## Stated exercise
Make an exact copy of all the entries, but do not reproduce the pictures.

## Input
★ ★ ★
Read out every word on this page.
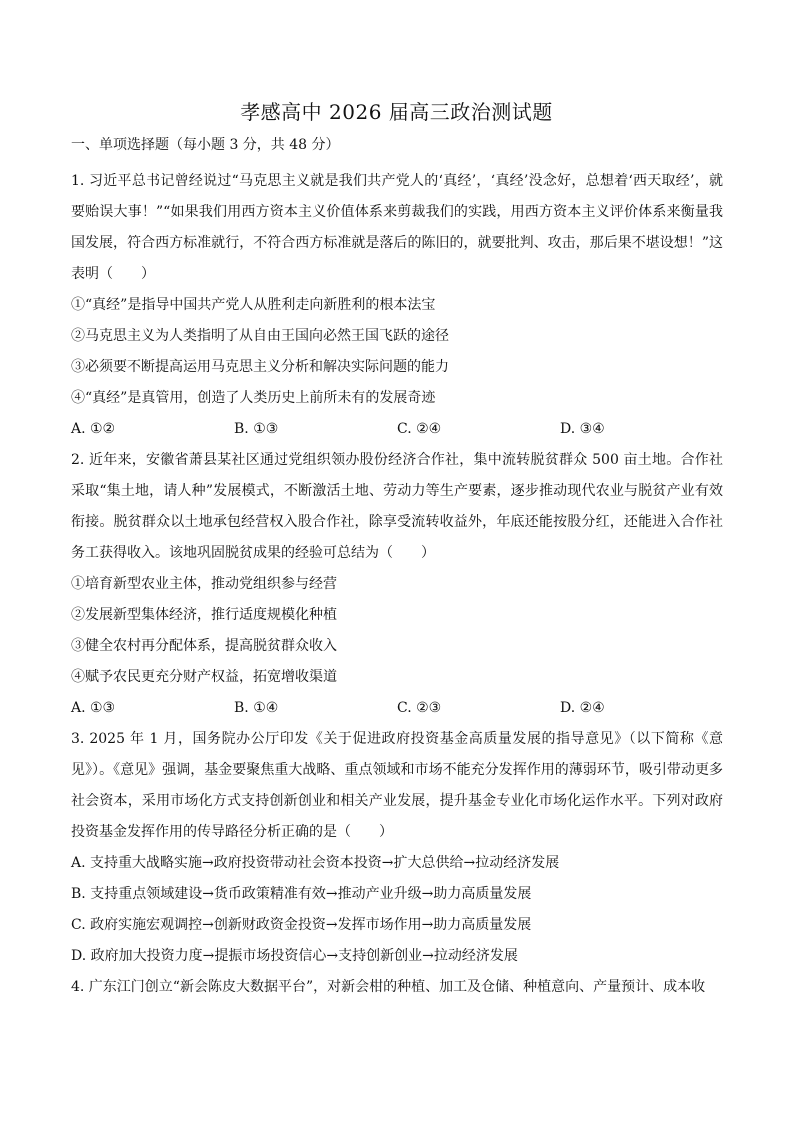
孝感高中 2026 届高三政治测试题
一、单项选择题（每小题 3 分，共 48 分）

1. 习近平总书记曾经说过“马克思主义就是我们共产党人的‘真经’，‘真经’没念好，总想着‘西天取经’，就要贻误大事！”“如果我们用西方资本主义价值体系来剪裁我们的实践，用西方资本主义评价体系来衡量我国发展，符合西方标准就行，不符合西方标准就是落后的陈旧的，就要批判、攻击，那后果不堪设想！”这表明（　　）

①“真经”是指导中国共产党人从胜利走向新胜利的根本法宝

②马克思主义为人类指明了从自由王国向必然王国飞跃的途径

③必须要不断提高运用马克思主义分析和解决实际问题的能力

④“真经”是真管用，创造了人类历史上前所未有的发展奇迹

A. ①②	B. ①③	C. ②④	D. ③④

2. 近年来，安徽省萧县某社区通过党组织领办股份经济合作社，集中流转脱贫群众 500 亩土地。合作社采取“集土地，请人种”发展模式，不断激活土地、劳动力等生产要素，逐步推动现代农业与脱贫产业有效衔接。脱贫群众以土地承包经营权入股合作社，除享受流转收益外，年底还能按股分红，还能进入合作社务工获得收入。该地巩固脱贫成果的经验可总结为（　　）

①培育新型农业主体，推动党组织参与经营

②发展新型集体经济，推行适度规模化种植

③健全农村再分配体系，提高脱贫群众收入

④赋予农民更充分财产权益，拓宽增收渠道

A. ①③	B. ①④	C. ②③	D. ②④

3. 2025 年 1 月，国务院办公厅印发《关于促进政府投资基金高质量发展的指导意见》（以下简称《意见》）。《意见》强调，基金要聚焦重大战略、重点领域和市场不能充分发挥作用的薄弱环节，吸引带动更多社会资本，采用市场化方式支持创新创业和相关产业发展，提升基金专业化市场化运作水平。下列对政府投资基金发挥作用的传导路径分析正确的是（　　）

A. 支持重大战略实施→政府投资带动社会资本投资→扩大总供给→拉动经济发展

B. 支持重点领域建设→货币政策精准有效→推动产业升级→助力高质量发展

C. 政府实施宏观调控→创新财政资金投资→发挥市场作用→助力高质量发展

D. 政府加大投资力度→提振市场投资信心→支持创新创业→拉动经济发展

4. 广东江门创立“新会陈皮大数据平台”，对新会柑的种植、加工及仓储、种植意向、产量预计、成本收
★ ★ ★
## Worked answer
Read out every word on this page.
孝感高中 2026 届高三政治测试题
一、单项选择题（每小题 3 分，共 48 分）

1. 习近平总书记曾经说过“马克思主义就是我们共产党人的‘真经’，‘真经’没念好，总想着‘西天取经’，就要贻误大事！”“如果我们用西方资本主义价值体系来剪裁我们的实践，用西方资本主义评价体系来衡量我国发展，符合西方标准就行，不符合西方标准就是落后的陈旧的，就要批判、攻击，那后果不堪设想！”这表明（　　）

①“真经”是指导中国共产党人从胜利走向新胜利的根本法宝

②马克思主义为人类指明了从自由王国向必然王国飞跃的途径

③必须要不断提高运用马克思主义分析和解决实际问题的能力

④“真经”是真管用，创造了人类历史上前所未有的发展奇迹

A. ①②	B. ①③	C. ②④	D. ③④

2. 近年来，安徽省萧县某社区通过党组织领办股份经济合作社，集中流转脱贫群众 500 亩土地。合作社采取“集土地，请人种”发展模式，不断激活土地、劳动力等生产要素，逐步推动现代农业与脱贫产业有效衔接。脱贫群众以土地承包经营权入股合作社，除享受流转收益外，年底还能按股分红，还能进入合作社务工获得收入。该地巩固脱贫成果的经验可总结为（　　）

①培育新型农业主体，推动党组织参与经营

②发展新型集体经济，推行适度规模化种植

③健全农村再分配体系，提高脱贫群众收入

④赋予农民更充分财产权益，拓宽增收渠道

A. ①③	B. ①④	C. ②③	D. ②④

3. 2025 年 1 月，国务院办公厅印发《关于促进政府投资基金高质量发展的指导意见》（以下简称《意见》）。《意见》强调，基金要聚焦重大战略、重点领域和市场不能充分发挥作用的薄弱环节，吸引带动更多社会资本，采用市场化方式支持创新创业和相关产业发展，提升基金专业化市场化运作水平。下列对政府投资基金发挥作用的传导路径分析正确的是（　　）

A. 支持重大战略实施→政府投资带动社会资本投资→扩大总供给→拉动经济发展

B. 支持重点领域建设→货币政策精准有效→推动产业升级→助力高质量发展

C. 政府实施宏观调控→创新财政资金投资→发挥市场作用→助力高质量发展

D. 政府加大投资力度→提振市场投资信心→支持创新创业→拉动经济发展

4. 广东江门创立“新会陈皮大数据平台”，对新会柑的种植、加工及仓储、种植意向、产量预计、成本收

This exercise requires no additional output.